→ Problem details
Check each line of the records for "medios"; collect those that have it.

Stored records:
==========

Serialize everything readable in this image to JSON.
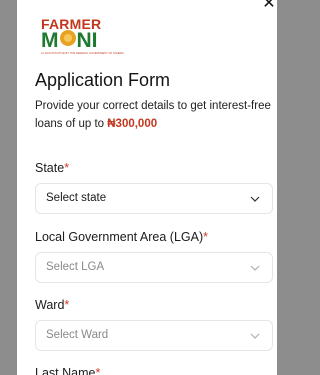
{
  "header": {
    "close_icon": "close-icon",
    "logo": {
      "line1": "FARMER",
      "line2a": "M",
      "line2b": "NI",
      "tagline": "A LOAN INITIATIVE BY THE FEDERAL GOVERNMENT OF NIGERIA"
    }
  },
  "form": {
    "title": "Application Form",
    "subtitle_text": "Provide your correct details to get interest-free loans of up to ",
    "subtitle_amount": "₦300,000",
    "required_marker": "*",
    "fields": [
      {
        "label": "State",
        "placeholder": "Select state",
        "disabled": false
      },
      {
        "label": "Local Government Area (LGA)",
        "placeholder": "Select LGA",
        "disabled": true
      },
      {
        "label": "Ward",
        "placeholder": "Select Ward",
        "disabled": true
      },
      {
        "label": "Last Name"
      }
    ]
  },
  "colors": {
    "accent_red": "#c2381f",
    "brand_green": "#1e7a2f",
    "overlay": "#8d8d8d"
  }
}
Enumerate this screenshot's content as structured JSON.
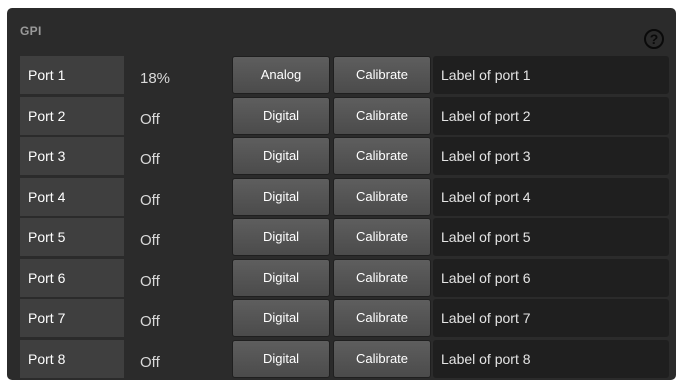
{
  "panel": {
    "title": "GPI",
    "help_icon": "?"
  },
  "ports": [
    {
      "name": "Port 1",
      "value": "18%",
      "mode": "Analog",
      "calibrate": "Calibrate",
      "label": "Label of port 1"
    },
    {
      "name": "Port 2",
      "value": "Off",
      "mode": "Digital",
      "calibrate": "Calibrate",
      "label": "Label of port 2"
    },
    {
      "name": "Port 3",
      "value": "Off",
      "mode": "Digital",
      "calibrate": "Calibrate",
      "label": "Label of port 3"
    },
    {
      "name": "Port 4",
      "value": "Off",
      "mode": "Digital",
      "calibrate": "Calibrate",
      "label": "Label of port 4"
    },
    {
      "name": "Port 5",
      "value": "Off",
      "mode": "Digital",
      "calibrate": "Calibrate",
      "label": "Label of port 5"
    },
    {
      "name": "Port 6",
      "value": "Off",
      "mode": "Digital",
      "calibrate": "Calibrate",
      "label": "Label of port 6"
    },
    {
      "name": "Port 7",
      "value": "Off",
      "mode": "Digital",
      "calibrate": "Calibrate",
      "label": "Label of port 7"
    },
    {
      "name": "Port 8",
      "value": "Off",
      "mode": "Digital",
      "calibrate": "Calibrate",
      "label": "Label of port 8"
    }
  ],
  "colors": {
    "panel_bg": "#2b2b2b",
    "port_name_bg": "#3f3f3f",
    "label_field_bg": "#1f1f1f",
    "button_bg": "#555555"
  },
  "icons": {
    "help": "question-circle-icon"
  }
}
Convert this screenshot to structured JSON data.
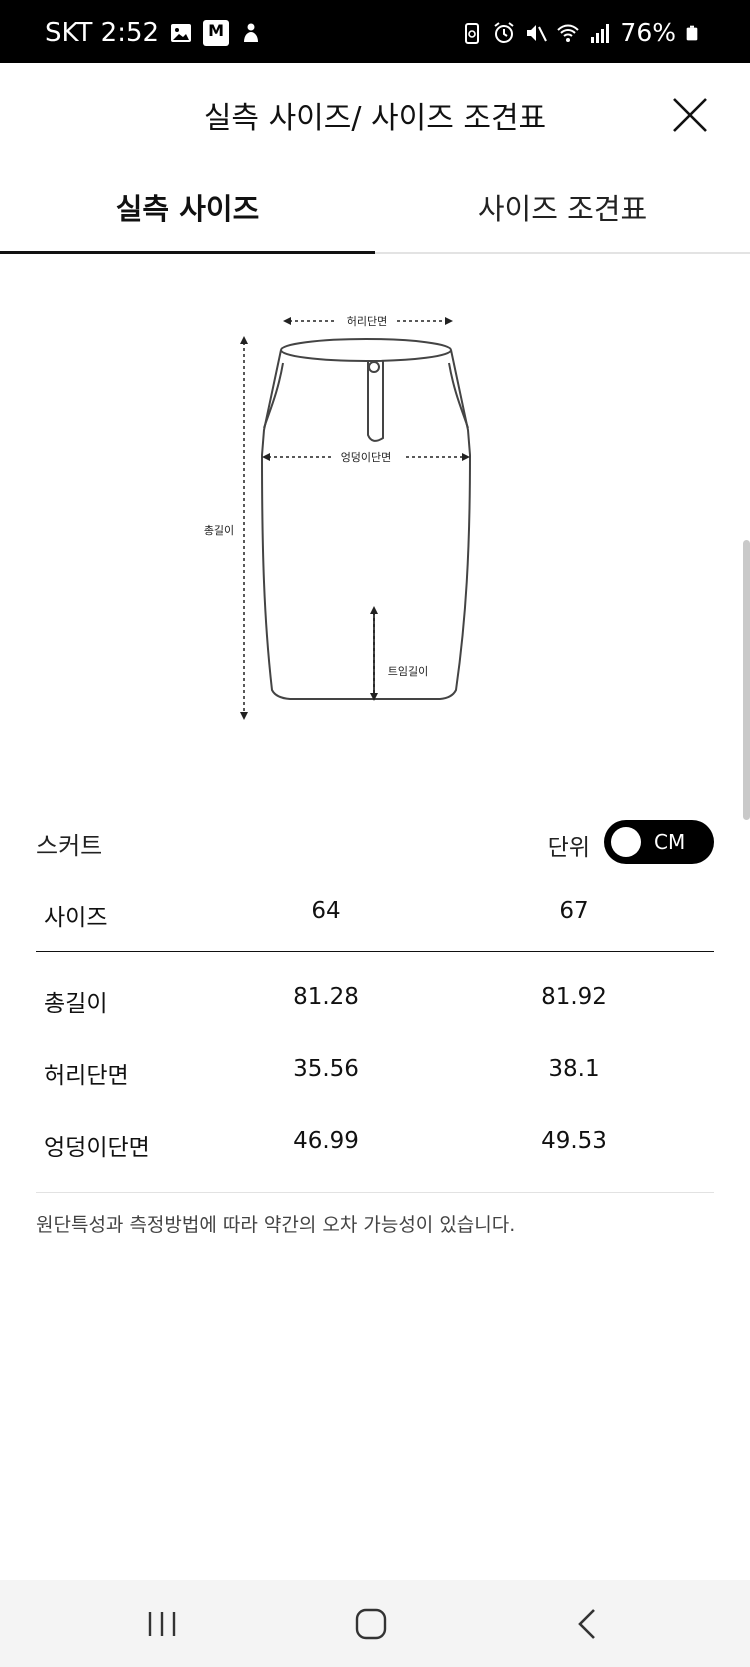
{
  "status_bar": {
    "carrier_time": "SKT 2:52",
    "stock_badge": "M",
    "battery": "76%"
  },
  "header": {
    "title": "실측 사이즈/ 사이즈 조견표"
  },
  "tabs": [
    {
      "label": "실측 사이즈",
      "active": true
    },
    {
      "label": "사이즈 조견표",
      "active": false
    }
  ],
  "diagram": {
    "waist_label": "허리단면",
    "hip_label": "엉덩이단면",
    "length_label": "총길이",
    "slit_label": "트임길이"
  },
  "size_section": {
    "title": "스커트",
    "unit_label": "단위",
    "unit_value": "CM"
  },
  "size_table": {
    "header": {
      "label": "사이즈",
      "col1": "64",
      "col2": "67"
    },
    "rows": [
      {
        "label": "총길이",
        "col1": "81.28",
        "col2": "81.92"
      },
      {
        "label": "허리단면",
        "col1": "35.56",
        "col2": "38.1"
      },
      {
        "label": "엉덩이단면",
        "col1": "46.99",
        "col2": "49.53"
      }
    ]
  },
  "notice": "원단특성과 측정방법에 따라 약간의 오차 가능성이 있습니다."
}
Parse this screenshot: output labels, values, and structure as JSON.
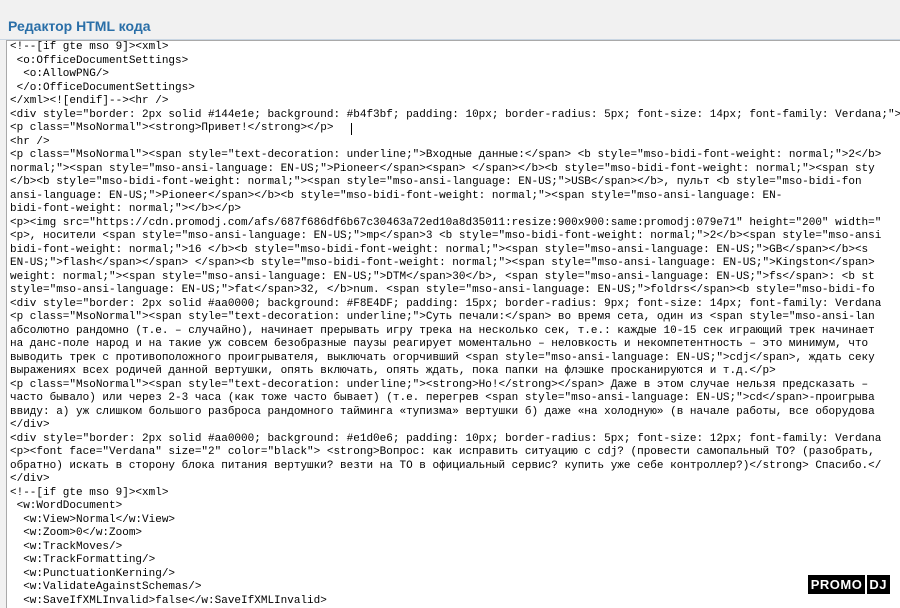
{
  "editor": {
    "title": "Редактор HTML кода",
    "lines": [
      "<!--[if gte mso 9]><xml>",
      " <o:OfficeDocumentSettings>",
      "  <o:AllowPNG/>",
      " </o:OfficeDocumentSettings>",
      "</xml><![endif]--><hr />",
      "<div style=\"border: 2px solid #144e1e; background: #b4f3bf; padding: 10px; border-radius: 5px; font-size: 14px; font-family: Verdana;\">",
      "<p class=\"MsoNormal\"><strong>Привет!</strong></p>",
      "<hr />",
      "<p class=\"MsoNormal\"><span style=\"text-decoration: underline;\">Входные данные:</span> <b style=\"mso-bidi-font-weight: normal;\">2</b>",
      "normal;\"><span style=\"mso-ansi-language: EN-US;\">Pioneer</span><span> </span></b><b style=\"mso-bidi-font-weight: normal;\"><span sty",
      "</b><b style=\"mso-bidi-font-weight: normal;\"><span style=\"mso-ansi-language: EN-US;\">USB</span></b>, пульт <b style=\"mso-bidi-fon",
      "ansi-language: EN-US;\">Pioneer</span></b><b style=\"mso-bidi-font-weight: normal;\"><span style=\"mso-ansi-language: EN-",
      "bidi-font-weight: normal;\"></b></p>",
      "<p><img src=\"https://cdn.promodj.com/afs/687f686df6b67c30463a72ed10a8d35011:resize:900x900:same:promodj:079e71\" height=\"200\" width=\"",
      "<p>, носители <span style=\"mso-ansi-language: EN-US;\">mp</span>3 <b style=\"mso-bidi-font-weight: normal;\">2</b><span style=\"mso-ansi",
      "bidi-font-weight: normal;\">16 </b><b style=\"mso-bidi-font-weight: normal;\"><span style=\"mso-ansi-language: EN-US;\">GB</span></b><s",
      "EN-US;\">flash</span></span> </span><b style=\"mso-bidi-font-weight: normal;\"><span style=\"mso-ansi-language: EN-US;\">Kingston</span>",
      "weight: normal;\"><span style=\"mso-ansi-language: EN-US;\">DTM</span>30</b>, <span style=\"mso-ansi-language: EN-US;\">fs</span>: <b st",
      "style=\"mso-ansi-language: EN-US;\">fat</span>32, </b>num. <span style=\"mso-ansi-language: EN-US;\">foldrs</span><b style=\"mso-bidi-fo",
      "<div style=\"border: 2px solid #aa0000; background: #F8E4DF; padding: 15px; border-radius: 9px; font-size: 14px; font-family: Verdana",
      "<p class=\"MsoNormal\"><span style=\"text-decoration: underline;\">Суть печали:</span> во время сета, один из <span style=\"mso-ansi-lan",
      "абсолютно рандомно (т.е. – случайно), начинает прерывать игру трека на несколько сек, т.е.: каждые 10-15 сек играющий трек начинает",
      "на данс-поле народ и на такие уж совсем безобразные паузы реагирует моментально – неловкость и некомпетентность – это минимум, что ",
      "выводить трек с противоположного проигрывателя, выключать огорчивший <span style=\"mso-ansi-language: EN-US;\">cdj</span>, ждать секу",
      "выражениях всех родичей данной вертушки, опять включать, опять ждать, пока папки на флэшке просканируются и т.д.</p>",
      "<p class=\"MsoNormal\"><span style=\"text-decoration: underline;\"><strong>Но!</strong></span> Даже в этом случае нельзя предсказать –",
      "часто бывало) или через 2-3 часа (как тоже часто бывает) (т.е. перегрев <span style=\"mso-ansi-language: EN-US;\">cd</span>-проигрыва",
      "ввиду: а) уж слишком большого разброса рандомного тайминга «тупизма» вертушки б) даже «на холодную» (в начале работы, все оборудова",
      "</div>",
      "<div style=\"border: 2px solid #aa0000; background: #e1d0e6; padding: 10px; border-radius: 5px; font-size: 12px; font-family: Verdana",
      "<p><font face=\"Verdana\" size=\"2\" color=\"black\"> <strong>Вопрос: как исправить ситуацию с cdj? (провести самопальный ТО? (разобрать,",
      "обратно) искать в сторону блока питания вертушки? везти на ТО в официальный сервис? купить уже себе контроллер?)</strong> Спасибо.</",
      "</div>",
      "<!--[if gte mso 9]><xml>",
      " <w:WordDocument>",
      "  <w:View>Normal</w:View>",
      "  <w:Zoom>0</w:Zoom>",
      "  <w:TrackMoves/>",
      "  <w:TrackFormatting/>",
      "  <w:PunctuationKerning/>",
      "  <w:ValidateAgainstSchemas/>",
      "  <w:SaveIfXMLInvalid>false</w:SaveIfXMLInvalid>"
    ]
  },
  "logo": {
    "left": "PROMO",
    "right": "DJ"
  }
}
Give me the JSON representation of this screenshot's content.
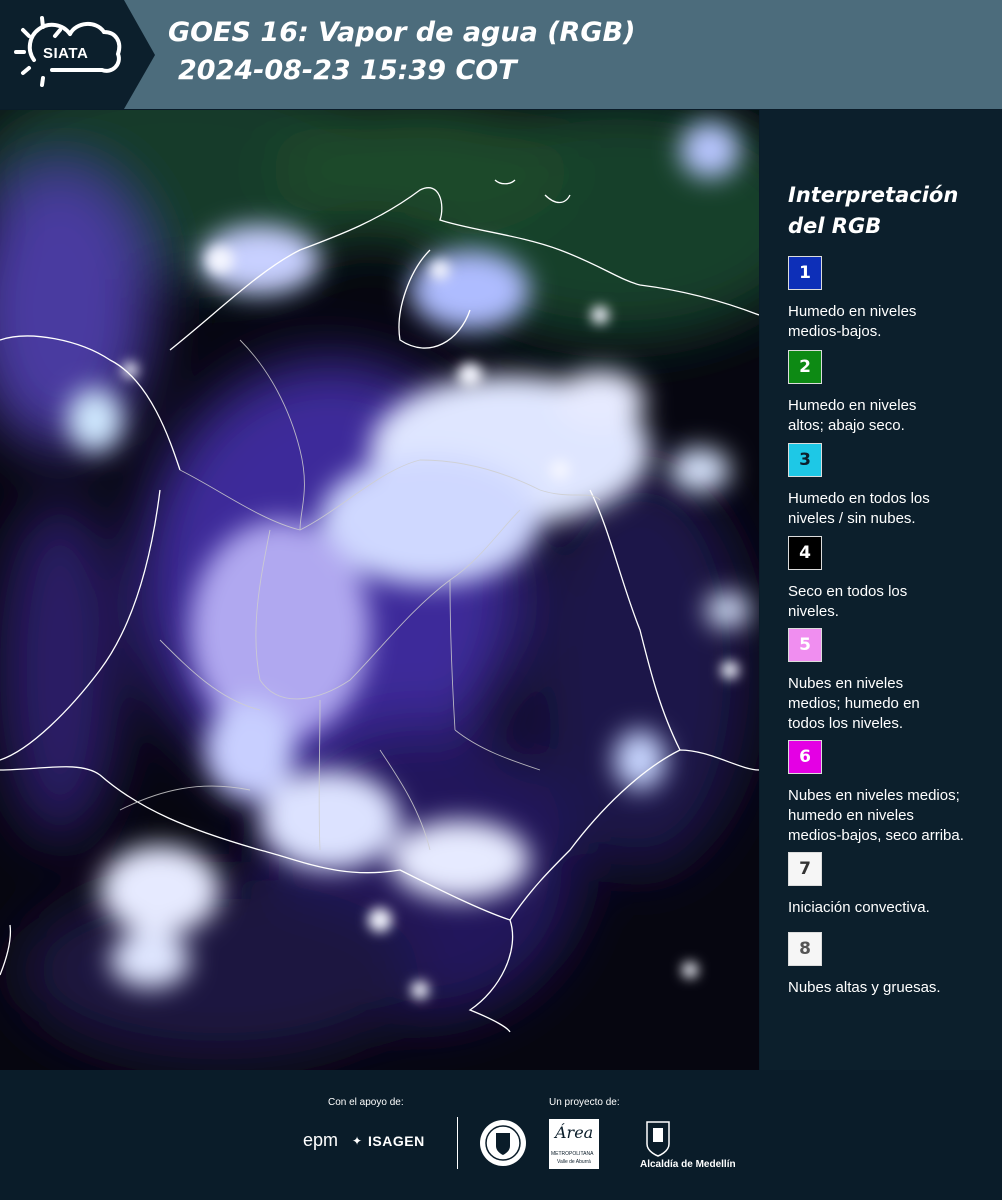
{
  "header": {
    "logo_text": "SIATA",
    "title_line1": "GOES 16: Vapor de agua (RGB)",
    "title_line2": "2024-08-23 15:39 COT"
  },
  "legend": {
    "title_line1": "Interpretación",
    "title_line2": "del RGB",
    "items": [
      {
        "num": "1",
        "color": "#0d2fb8",
        "text_color": "#ffffff",
        "lines": [
          "Humedo en niveles",
          "medios-bajos."
        ]
      },
      {
        "num": "2",
        "color": "#0d8a14",
        "text_color": "#ffffff",
        "lines": [
          "Humedo en niveles",
          "altos; abajo seco."
        ]
      },
      {
        "num": "3",
        "color": "#1ec8e6",
        "text_color": "#0c1f2c",
        "lines": [
          "Humedo en todos los",
          "niveles / sin nubes."
        ]
      },
      {
        "num": "4",
        "color": "#000000",
        "text_color": "#ffffff",
        "lines": [
          "Seco en todos los",
          "niveles."
        ]
      },
      {
        "num": "5",
        "color": "#f08ef0",
        "text_color": "#ffffff",
        "lines": [
          "Nubes en niveles",
          "medios; humedo en",
          "todos los niveles."
        ]
      },
      {
        "num": "6",
        "color": "#e400e4",
        "text_color": "#ffffff",
        "lines": [
          "Nubes en niveles medios;",
          "humedo en niveles",
          "medios-bajos, seco arriba."
        ]
      },
      {
        "num": "7",
        "color": "#f6f6f6",
        "text_color": "#333333",
        "lines": [
          "Iniciación convectiva."
        ]
      },
      {
        "num": "8",
        "color": "#f6f6f6",
        "text_color": "#555555",
        "lines": [
          "Nubes altas y gruesas."
        ]
      }
    ]
  },
  "footer": {
    "support_label": "Con el apoyo de:",
    "project_label": "Un proyecto de:",
    "epm_logo": "epm",
    "isagen_logo": "ISAGEN",
    "area_logo": "Área",
    "area_sub1": "METROPOLITANA",
    "area_sub2": "Valle de Aburrá",
    "medellin_label": "Alcaldía de Medellín"
  }
}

==========

→ Answer for this exercise
          "medios-bajos."
          "medios; humedo en",
          "Nubes en niveles medios;",
          "medios-bajos, seco arriba."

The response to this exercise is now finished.